◆ **Written instruction**
Return a copy of each line that holds the string "text".

◆ **Data supplied**

+ + +

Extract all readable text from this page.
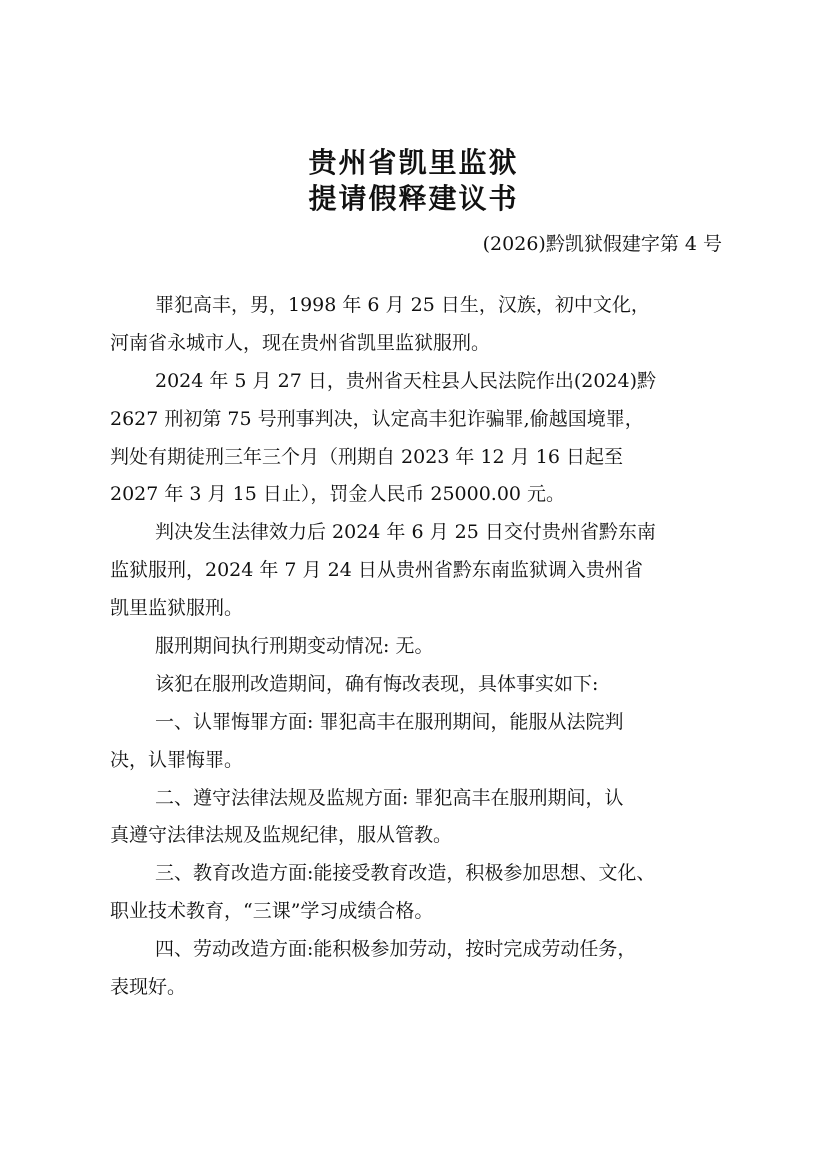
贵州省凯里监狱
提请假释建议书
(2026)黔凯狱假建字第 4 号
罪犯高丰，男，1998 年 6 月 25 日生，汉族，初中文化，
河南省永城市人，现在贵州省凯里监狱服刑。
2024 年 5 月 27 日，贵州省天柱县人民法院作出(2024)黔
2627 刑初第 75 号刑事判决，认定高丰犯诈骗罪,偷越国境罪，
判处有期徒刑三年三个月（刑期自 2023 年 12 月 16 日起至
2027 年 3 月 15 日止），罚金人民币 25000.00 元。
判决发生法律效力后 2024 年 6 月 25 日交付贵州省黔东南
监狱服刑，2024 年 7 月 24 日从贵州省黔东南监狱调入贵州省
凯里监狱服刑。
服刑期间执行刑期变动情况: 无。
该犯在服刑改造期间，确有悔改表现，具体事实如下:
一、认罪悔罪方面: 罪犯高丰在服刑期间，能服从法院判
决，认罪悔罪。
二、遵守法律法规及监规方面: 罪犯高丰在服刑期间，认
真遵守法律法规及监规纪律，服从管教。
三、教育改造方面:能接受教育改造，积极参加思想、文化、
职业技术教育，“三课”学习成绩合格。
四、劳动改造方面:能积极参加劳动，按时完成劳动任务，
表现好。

+ + +

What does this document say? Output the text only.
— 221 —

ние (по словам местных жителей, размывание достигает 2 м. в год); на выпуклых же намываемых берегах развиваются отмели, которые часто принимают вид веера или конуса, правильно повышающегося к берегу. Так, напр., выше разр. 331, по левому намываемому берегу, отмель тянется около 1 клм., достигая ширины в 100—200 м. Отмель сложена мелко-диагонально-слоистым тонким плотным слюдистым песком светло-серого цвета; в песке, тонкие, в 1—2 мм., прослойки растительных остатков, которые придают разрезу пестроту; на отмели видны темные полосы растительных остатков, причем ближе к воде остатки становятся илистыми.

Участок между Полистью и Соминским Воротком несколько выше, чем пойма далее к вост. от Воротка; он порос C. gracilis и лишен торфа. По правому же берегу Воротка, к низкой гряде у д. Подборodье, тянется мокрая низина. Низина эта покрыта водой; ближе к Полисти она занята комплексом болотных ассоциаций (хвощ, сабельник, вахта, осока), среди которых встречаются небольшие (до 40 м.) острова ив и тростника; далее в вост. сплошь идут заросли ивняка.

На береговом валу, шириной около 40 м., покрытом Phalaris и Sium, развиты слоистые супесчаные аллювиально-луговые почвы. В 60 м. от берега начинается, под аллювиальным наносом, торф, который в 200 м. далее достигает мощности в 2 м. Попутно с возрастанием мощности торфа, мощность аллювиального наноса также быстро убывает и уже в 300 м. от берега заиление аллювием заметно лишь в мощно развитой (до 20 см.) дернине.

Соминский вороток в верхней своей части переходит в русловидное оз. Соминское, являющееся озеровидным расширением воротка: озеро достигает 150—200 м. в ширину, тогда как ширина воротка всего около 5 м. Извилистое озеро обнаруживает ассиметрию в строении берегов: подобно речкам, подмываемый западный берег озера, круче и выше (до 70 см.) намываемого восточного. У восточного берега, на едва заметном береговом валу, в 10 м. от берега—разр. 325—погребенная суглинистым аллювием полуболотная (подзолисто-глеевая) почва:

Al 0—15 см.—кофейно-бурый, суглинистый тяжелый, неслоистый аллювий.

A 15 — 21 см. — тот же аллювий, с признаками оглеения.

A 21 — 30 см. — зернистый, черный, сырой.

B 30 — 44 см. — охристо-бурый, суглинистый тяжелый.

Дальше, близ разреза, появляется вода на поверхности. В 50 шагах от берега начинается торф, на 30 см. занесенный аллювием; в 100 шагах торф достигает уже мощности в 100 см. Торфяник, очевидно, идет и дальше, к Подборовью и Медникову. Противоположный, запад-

+ + +

◆ **The output**
Extract all readable text from this page.
What does this document say? Output the text only.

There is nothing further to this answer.